___ MATERIALS PROVIDED
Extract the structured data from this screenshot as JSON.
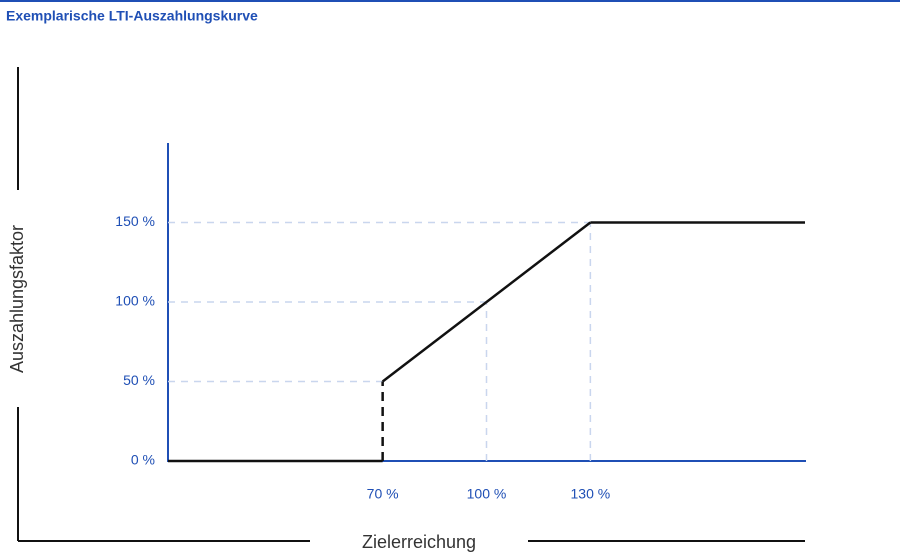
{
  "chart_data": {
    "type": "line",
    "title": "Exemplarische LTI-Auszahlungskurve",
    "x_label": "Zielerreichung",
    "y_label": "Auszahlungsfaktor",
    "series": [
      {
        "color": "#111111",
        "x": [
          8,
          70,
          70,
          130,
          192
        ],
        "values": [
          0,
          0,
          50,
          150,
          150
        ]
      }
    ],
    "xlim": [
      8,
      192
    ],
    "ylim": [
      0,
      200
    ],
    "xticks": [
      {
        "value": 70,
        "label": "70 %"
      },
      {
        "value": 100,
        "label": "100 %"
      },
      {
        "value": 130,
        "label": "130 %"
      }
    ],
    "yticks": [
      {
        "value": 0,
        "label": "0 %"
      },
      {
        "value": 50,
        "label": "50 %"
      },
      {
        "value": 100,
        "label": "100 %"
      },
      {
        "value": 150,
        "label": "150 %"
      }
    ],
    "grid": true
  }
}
______
___ MATERIALS PROVIDED
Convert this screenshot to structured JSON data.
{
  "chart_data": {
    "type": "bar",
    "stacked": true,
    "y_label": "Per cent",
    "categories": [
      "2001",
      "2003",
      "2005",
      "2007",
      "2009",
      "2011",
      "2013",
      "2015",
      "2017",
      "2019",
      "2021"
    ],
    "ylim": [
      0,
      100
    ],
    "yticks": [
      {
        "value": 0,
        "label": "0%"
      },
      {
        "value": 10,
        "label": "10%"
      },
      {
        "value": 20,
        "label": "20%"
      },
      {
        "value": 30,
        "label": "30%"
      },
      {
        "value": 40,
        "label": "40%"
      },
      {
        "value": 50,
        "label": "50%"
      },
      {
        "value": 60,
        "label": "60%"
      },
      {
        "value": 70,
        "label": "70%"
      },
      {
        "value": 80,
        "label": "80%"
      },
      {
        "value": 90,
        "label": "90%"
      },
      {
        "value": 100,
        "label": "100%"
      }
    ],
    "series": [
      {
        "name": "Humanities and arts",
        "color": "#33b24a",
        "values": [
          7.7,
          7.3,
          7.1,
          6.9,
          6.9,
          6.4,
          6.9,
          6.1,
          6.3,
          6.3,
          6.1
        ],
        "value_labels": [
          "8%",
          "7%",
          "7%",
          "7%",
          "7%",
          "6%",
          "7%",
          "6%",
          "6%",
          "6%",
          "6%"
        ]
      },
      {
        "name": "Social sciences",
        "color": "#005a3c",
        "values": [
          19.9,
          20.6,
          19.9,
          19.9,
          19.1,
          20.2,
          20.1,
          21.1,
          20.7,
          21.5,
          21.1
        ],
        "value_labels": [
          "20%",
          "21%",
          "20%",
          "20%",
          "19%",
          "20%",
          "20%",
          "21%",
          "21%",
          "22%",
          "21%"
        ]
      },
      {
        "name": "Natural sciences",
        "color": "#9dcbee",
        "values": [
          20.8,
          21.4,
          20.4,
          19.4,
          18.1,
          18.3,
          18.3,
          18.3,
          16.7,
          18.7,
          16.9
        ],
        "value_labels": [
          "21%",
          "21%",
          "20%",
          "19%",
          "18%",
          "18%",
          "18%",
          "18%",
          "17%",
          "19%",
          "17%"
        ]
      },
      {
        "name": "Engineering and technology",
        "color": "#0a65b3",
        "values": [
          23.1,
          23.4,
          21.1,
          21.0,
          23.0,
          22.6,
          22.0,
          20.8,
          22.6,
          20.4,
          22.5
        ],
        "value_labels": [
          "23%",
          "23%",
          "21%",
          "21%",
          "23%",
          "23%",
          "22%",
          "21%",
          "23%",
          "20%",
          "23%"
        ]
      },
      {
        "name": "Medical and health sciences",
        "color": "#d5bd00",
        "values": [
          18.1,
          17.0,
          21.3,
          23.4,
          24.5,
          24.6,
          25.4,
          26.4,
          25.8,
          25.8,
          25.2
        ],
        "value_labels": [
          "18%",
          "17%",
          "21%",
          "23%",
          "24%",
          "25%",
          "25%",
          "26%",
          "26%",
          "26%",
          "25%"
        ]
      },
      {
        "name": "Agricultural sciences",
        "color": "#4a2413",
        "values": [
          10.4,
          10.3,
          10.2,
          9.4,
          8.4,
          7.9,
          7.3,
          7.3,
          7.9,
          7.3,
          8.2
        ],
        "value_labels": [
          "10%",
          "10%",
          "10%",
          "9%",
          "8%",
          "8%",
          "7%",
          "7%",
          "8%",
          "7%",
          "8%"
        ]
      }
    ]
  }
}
______
Sift the material for lines with the string "sciences". Copy each one found.

        "name": "Social sciences",
        "name": "Natural sciences",
        "name": "Medical and health sciences",
        "name": "Agricultural sciences",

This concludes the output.